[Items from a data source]
┌──

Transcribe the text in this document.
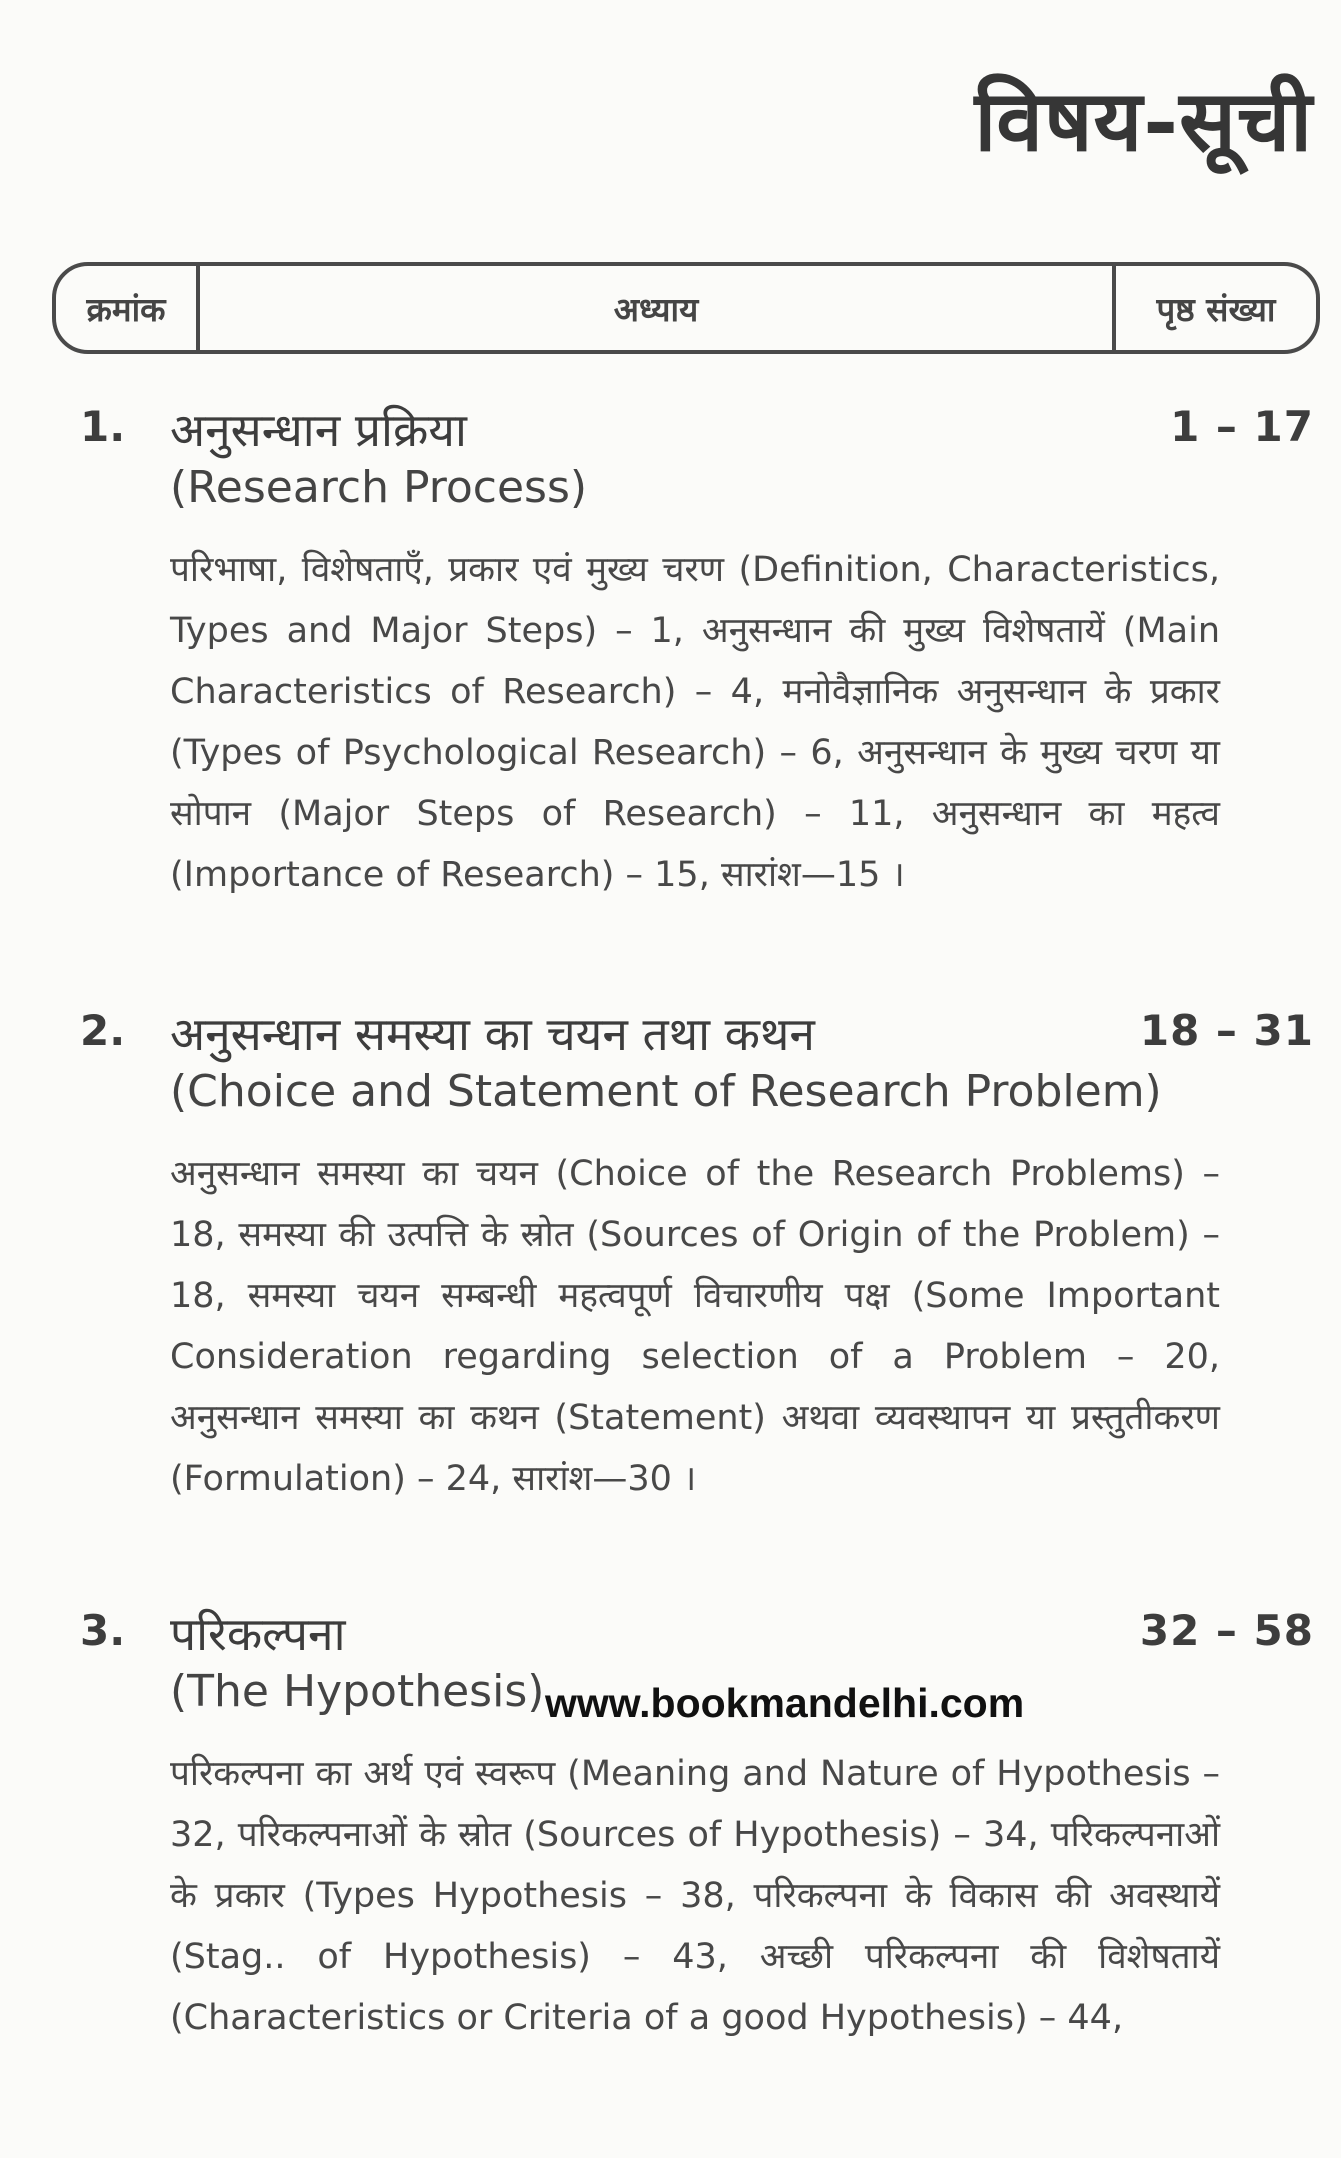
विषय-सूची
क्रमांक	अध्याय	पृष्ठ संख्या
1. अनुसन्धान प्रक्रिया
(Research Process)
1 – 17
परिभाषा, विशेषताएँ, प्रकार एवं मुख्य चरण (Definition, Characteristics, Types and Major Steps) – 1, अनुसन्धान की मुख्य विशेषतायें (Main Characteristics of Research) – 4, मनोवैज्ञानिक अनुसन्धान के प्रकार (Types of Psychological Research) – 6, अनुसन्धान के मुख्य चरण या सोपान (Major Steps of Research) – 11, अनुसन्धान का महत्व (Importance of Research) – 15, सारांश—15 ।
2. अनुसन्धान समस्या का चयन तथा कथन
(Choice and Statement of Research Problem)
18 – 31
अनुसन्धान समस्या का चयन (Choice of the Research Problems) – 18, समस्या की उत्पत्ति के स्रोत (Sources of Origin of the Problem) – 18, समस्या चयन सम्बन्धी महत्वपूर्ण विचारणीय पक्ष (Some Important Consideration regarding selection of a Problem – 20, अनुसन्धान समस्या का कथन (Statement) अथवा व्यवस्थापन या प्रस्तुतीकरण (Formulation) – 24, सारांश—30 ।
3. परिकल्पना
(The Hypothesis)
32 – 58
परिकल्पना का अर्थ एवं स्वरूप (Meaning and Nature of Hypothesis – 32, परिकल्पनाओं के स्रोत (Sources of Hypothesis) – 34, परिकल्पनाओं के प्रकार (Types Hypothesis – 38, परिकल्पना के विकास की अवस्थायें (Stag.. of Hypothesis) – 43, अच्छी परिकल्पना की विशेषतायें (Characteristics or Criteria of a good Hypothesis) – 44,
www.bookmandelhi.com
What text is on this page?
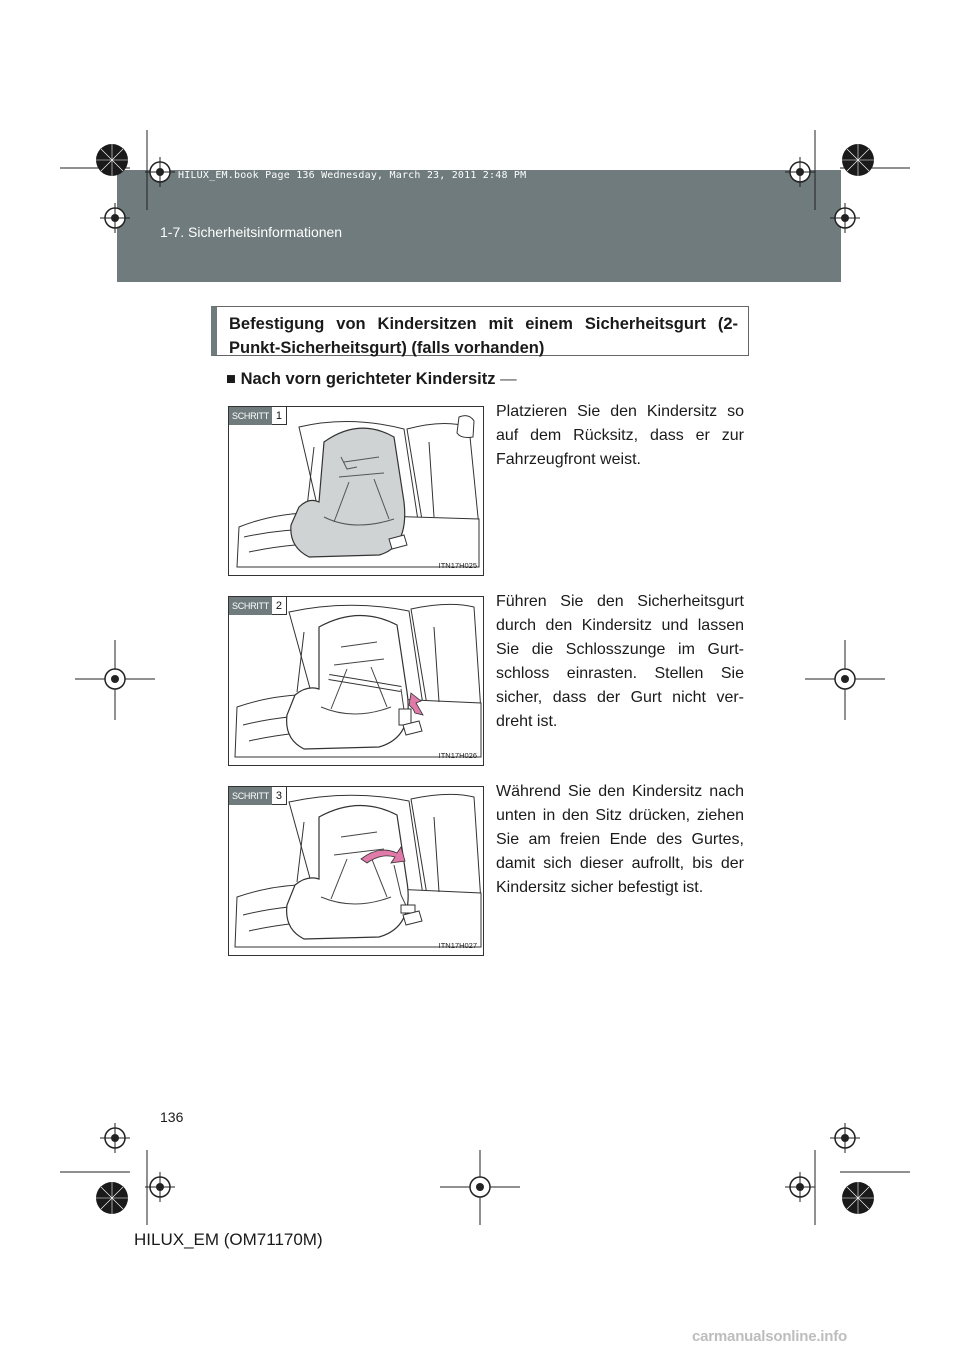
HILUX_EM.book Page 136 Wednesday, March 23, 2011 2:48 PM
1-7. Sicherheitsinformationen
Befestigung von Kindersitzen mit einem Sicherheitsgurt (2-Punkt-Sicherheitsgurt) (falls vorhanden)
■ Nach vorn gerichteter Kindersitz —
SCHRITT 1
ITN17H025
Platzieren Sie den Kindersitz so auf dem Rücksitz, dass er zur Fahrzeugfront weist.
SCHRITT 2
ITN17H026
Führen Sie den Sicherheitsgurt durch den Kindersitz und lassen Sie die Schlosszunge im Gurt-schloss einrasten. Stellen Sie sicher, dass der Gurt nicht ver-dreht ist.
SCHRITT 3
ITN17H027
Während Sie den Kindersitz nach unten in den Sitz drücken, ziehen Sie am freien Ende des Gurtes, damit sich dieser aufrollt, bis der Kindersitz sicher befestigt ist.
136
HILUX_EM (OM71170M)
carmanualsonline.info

└──

### Instructions to follow
With pictures left out, extract the lines from the one containing "What text is on this page?" to the end of the material above, both included, exactly as written.

### Answer for the task
What text is on this page?
HILUX_EM.book Page 136 Wednesday, March 23, 2011 2:48 PM
1-7. Sicherheitsinformationen
Befestigung von Kindersitzen mit einem Sicherheitsgurt (2-Punkt-Sicherheitsgurt) (falls vorhanden)
■ Nach vorn gerichteter Kindersitz —
SCHRITT 1
ITN17H025
Platzieren Sie den Kindersitz so auf dem Rücksitz, dass er zur Fahrzeugfront weist.
SCHRITT 2
ITN17H026
Führen Sie den Sicherheitsgurt durch den Kindersitz und lassen Sie die Schlosszunge im Gurt-schloss einrasten. Stellen Sie sicher, dass der Gurt nicht ver-dreht ist.
SCHRITT 3
ITN17H027
Während Sie den Kindersitz nach unten in den Sitz drücken, ziehen Sie am freien Ende des Gurtes, damit sich dieser aufrollt, bis der Kindersitz sicher befestigt ist.
136
HILUX_EM (OM71170M)
carmanualsonline.info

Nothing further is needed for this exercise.